▸ **Task requirements**:
Quote the records that follow in full, leaving the pictures out.

▸ **Material shown**:

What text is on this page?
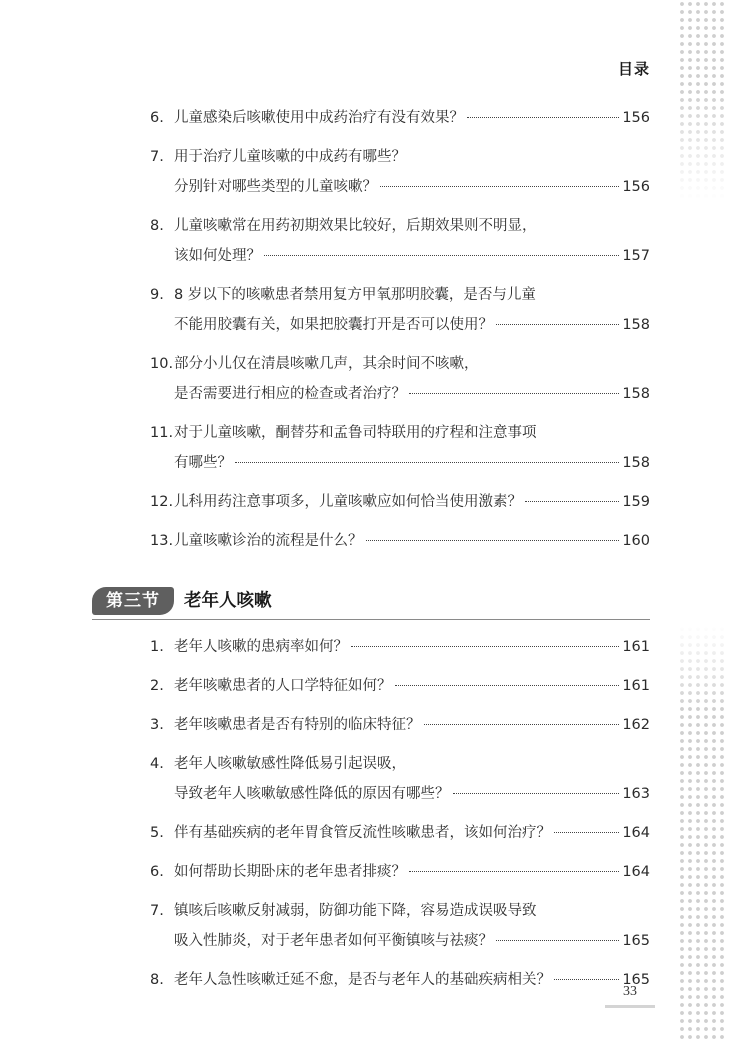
目录
6. 儿童感染后咳嗽使用中成药治疗有没有效果？	156
7. 用于治疗儿童咳嗽的中成药有哪些？
分别针对哪些类型的儿童咳嗽？	156
8. 儿童咳嗽常在用药初期效果比较好，后期效果则不明显，
该如何处理？	157
9. 8 岁以下的咳嗽患者禁用复方甲氧那明胶囊，是否与儿童
不能用胶囊有关，如果把胶囊打开是否可以使用？	158
10. 部分小儿仅在清晨咳嗽几声，其余时间不咳嗽，
是否需要进行相应的检查或者治疗？	158
11. 对于儿童咳嗽，酮替芬和孟鲁司特联用的疗程和注意事项
有哪些？	158
12. 儿科用药注意事项多，儿童咳嗽应如何恰当使用激素？	159
13. 儿童咳嗽诊治的流程是什么？	160
第三节	老年人咳嗽
1. 老年人咳嗽的患病率如何？	161
2. 老年咳嗽患者的人口学特征如何？	161
3. 老年咳嗽患者是否有特别的临床特征？	162
4. 老年人咳嗽敏感性降低易引起误吸，
导致老年人咳嗽敏感性降低的原因有哪些？	163
5. 伴有基础疾病的老年胃食管反流性咳嗽患者，该如何治疗？	164
6. 如何帮助长期卧床的老年患者排痰？	164
7. 镇咳后咳嗽反射减弱，防御功能下降，容易造成误吸导致
吸入性肺炎，对于老年患者如何平衡镇咳与祛痰？	165
8. 老年人急性咳嗽迁延不愈，是否与老年人的基础疾病相关？	165
33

▸ **The answer**:
What text is on this page?
目录
6. 儿童感染后咳嗽使用中成药治疗有没有效果？	156
7. 用于治疗儿童咳嗽的中成药有哪些？
分别针对哪些类型的儿童咳嗽？	156
8. 儿童咳嗽常在用药初期效果比较好，后期效果则不明显，
该如何处理？	157
9. 8 岁以下的咳嗽患者禁用复方甲氧那明胶囊，是否与儿童
不能用胶囊有关，如果把胶囊打开是否可以使用？	158
10. 部分小儿仅在清晨咳嗽几声，其余时间不咳嗽，
是否需要进行相应的检查或者治疗？	158
11. 对于儿童咳嗽，酮替芬和孟鲁司特联用的疗程和注意事项
有哪些？	158
12. 儿科用药注意事项多，儿童咳嗽应如何恰当使用激素？	159
13. 儿童咳嗽诊治的流程是什么？	160
第三节	老年人咳嗽
1. 老年人咳嗽的患病率如何？	161
2. 老年咳嗽患者的人口学特征如何？	161
3. 老年咳嗽患者是否有特别的临床特征？	162
4. 老年人咳嗽敏感性降低易引起误吸，
导致老年人咳嗽敏感性降低的原因有哪些？	163
5. 伴有基础疾病的老年胃食管反流性咳嗽患者，该如何治疗？	164
6. 如何帮助长期卧床的老年患者排痰？	164
7. 镇咳后咳嗽反射减弱，防御功能下降，容易造成误吸导致
吸入性肺炎，对于老年患者如何平衡镇咳与祛痰？	165
8. 老年人急性咳嗽迁延不愈，是否与老年人的基础疾病相关？	165
33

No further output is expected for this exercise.